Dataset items
***
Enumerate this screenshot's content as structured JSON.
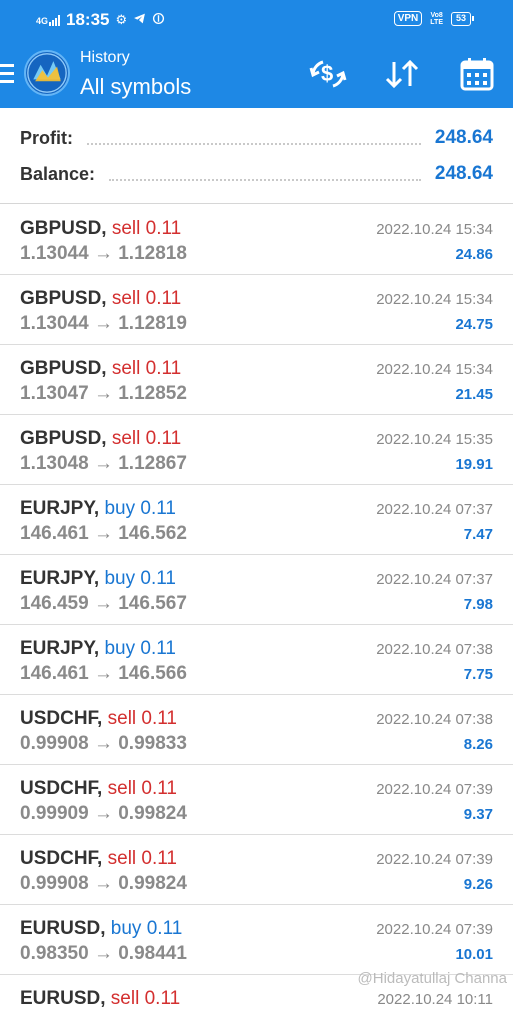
{
  "statusbar": {
    "time": "18:35",
    "network": "4G",
    "vpn": "VPN",
    "volte": "Vo8\nLTE",
    "battery": "53",
    "icons": [
      "gear-icon",
      "telegram-icon",
      "circle-d-icon"
    ]
  },
  "header": {
    "title": "History",
    "subtitle": "All symbols",
    "buttons": [
      "currency-exchange-icon",
      "sort-icon",
      "calendar-icon"
    ],
    "accent": "#1e88e5"
  },
  "summary": {
    "profit_label": "Profit:",
    "profit_value": "248.64",
    "balance_label": "Balance:",
    "balance_value": "248.64"
  },
  "deals": [
    {
      "symbol": "GBPUSD,",
      "side": "sell",
      "volume": "0.11",
      "prices": "1.13044 → 1.12818",
      "time": "2022.10.24 15:34",
      "profit": "24.86"
    },
    {
      "symbol": "GBPUSD,",
      "side": "sell",
      "volume": "0.11",
      "prices": "1.13044 → 1.12819",
      "time": "2022.10.24 15:34",
      "profit": "24.75"
    },
    {
      "symbol": "GBPUSD,",
      "side": "sell",
      "volume": "0.11",
      "prices": "1.13047 → 1.12852",
      "time": "2022.10.24 15:34",
      "profit": "21.45"
    },
    {
      "symbol": "GBPUSD,",
      "side": "sell",
      "volume": "0.11",
      "prices": "1.13048 → 1.12867",
      "time": "2022.10.24 15:35",
      "profit": "19.91"
    },
    {
      "symbol": "EURJPY,",
      "side": "buy",
      "volume": "0.11",
      "prices": "146.461 → 146.562",
      "time": "2022.10.24 07:37",
      "profit": "7.47"
    },
    {
      "symbol": "EURJPY,",
      "side": "buy",
      "volume": "0.11",
      "prices": "146.459 → 146.567",
      "time": "2022.10.24 07:37",
      "profit": "7.98"
    },
    {
      "symbol": "EURJPY,",
      "side": "buy",
      "volume": "0.11",
      "prices": "146.461 → 146.566",
      "time": "2022.10.24 07:38",
      "profit": "7.75"
    },
    {
      "symbol": "USDCHF,",
      "side": "sell",
      "volume": "0.11",
      "prices": "0.99908 → 0.99833",
      "time": "2022.10.24 07:38",
      "profit": "8.26"
    },
    {
      "symbol": "USDCHF,",
      "side": "sell",
      "volume": "0.11",
      "prices": "0.99909 → 0.99824",
      "time": "2022.10.24 07:39",
      "profit": "9.37"
    },
    {
      "symbol": "USDCHF,",
      "side": "sell",
      "volume": "0.11",
      "prices": "0.99908 → 0.99824",
      "time": "2022.10.24 07:39",
      "profit": "9.26"
    },
    {
      "symbol": "EURUSD,",
      "side": "buy",
      "volume": "0.11",
      "prices": "0.98350 → 0.98441",
      "time": "2022.10.24 07:39",
      "profit": "10.01"
    },
    {
      "symbol": "EURUSD,",
      "side": "sell",
      "volume": "0.11",
      "prices": "",
      "time": "2022.10.24 10:11",
      "profit": ""
    }
  ],
  "colors": {
    "sell": "#d32f2f",
    "buy": "#1976d2",
    "profit": "#1976d2",
    "price": "#8a8a8a"
  },
  "watermark": "@Hidayatullaj Channa"
}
***
** Task directions **
All the records above need to be given again word for word. Skip the pictures.

** Solution below **
Enumerate this screenshot's content as structured JSON.
{
  "statusbar": {
    "time": "18:35",
    "network": "4G",
    "vpn": "VPN",
    "volte": "Vo8\nLTE",
    "battery": "53",
    "icons": [
      "gear-icon",
      "telegram-icon",
      "circle-d-icon"
    ]
  },
  "header": {
    "title": "History",
    "subtitle": "All symbols",
    "buttons": [
      "currency-exchange-icon",
      "sort-icon",
      "calendar-icon"
    ],
    "accent": "#1e88e5"
  },
  "summary": {
    "profit_label": "Profit:",
    "profit_value": "248.64",
    "balance_label": "Balance:",
    "balance_value": "248.64"
  },
  "deals": [
    {
      "symbol": "GBPUSD,",
      "side": "sell",
      "volume": "0.11",
      "prices": "1.13044 → 1.12818",
      "time": "2022.10.24 15:34",
      "profit": "24.86"
    },
    {
      "symbol": "GBPUSD,",
      "side": "sell",
      "volume": "0.11",
      "prices": "1.13044 → 1.12819",
      "time": "2022.10.24 15:34",
      "profit": "24.75"
    },
    {
      "symbol": "GBPUSD,",
      "side": "sell",
      "volume": "0.11",
      "prices": "1.13047 → 1.12852",
      "time": "2022.10.24 15:34",
      "profit": "21.45"
    },
    {
      "symbol": "GBPUSD,",
      "side": "sell",
      "volume": "0.11",
      "prices": "1.13048 → 1.12867",
      "time": "2022.10.24 15:35",
      "profit": "19.91"
    },
    {
      "symbol": "EURJPY,",
      "side": "buy",
      "volume": "0.11",
      "prices": "146.461 → 146.562",
      "time": "2022.10.24 07:37",
      "profit": "7.47"
    },
    {
      "symbol": "EURJPY,",
      "side": "buy",
      "volume": "0.11",
      "prices": "146.459 → 146.567",
      "time": "2022.10.24 07:37",
      "profit": "7.98"
    },
    {
      "symbol": "EURJPY,",
      "side": "buy",
      "volume": "0.11",
      "prices": "146.461 → 146.566",
      "time": "2022.10.24 07:38",
      "profit": "7.75"
    },
    {
      "symbol": "USDCHF,",
      "side": "sell",
      "volume": "0.11",
      "prices": "0.99908 → 0.99833",
      "time": "2022.10.24 07:38",
      "profit": "8.26"
    },
    {
      "symbol": "USDCHF,",
      "side": "sell",
      "volume": "0.11",
      "prices": "0.99909 → 0.99824",
      "time": "2022.10.24 07:39",
      "profit": "9.37"
    },
    {
      "symbol": "USDCHF,",
      "side": "sell",
      "volume": "0.11",
      "prices": "0.99908 → 0.99824",
      "time": "2022.10.24 07:39",
      "profit": "9.26"
    },
    {
      "symbol": "EURUSD,",
      "side": "buy",
      "volume": "0.11",
      "prices": "0.98350 → 0.98441",
      "time": "2022.10.24 07:39",
      "profit": "10.01"
    },
    {
      "symbol": "EURUSD,",
      "side": "sell",
      "volume": "0.11",
      "prices": "",
      "time": "2022.10.24 10:11",
      "profit": ""
    }
  ],
  "colors": {
    "sell": "#d32f2f",
    "buy": "#1976d2",
    "profit": "#1976d2",
    "price": "#8a8a8a"
  },
  "watermark": "@Hidayatullaj Channa"
}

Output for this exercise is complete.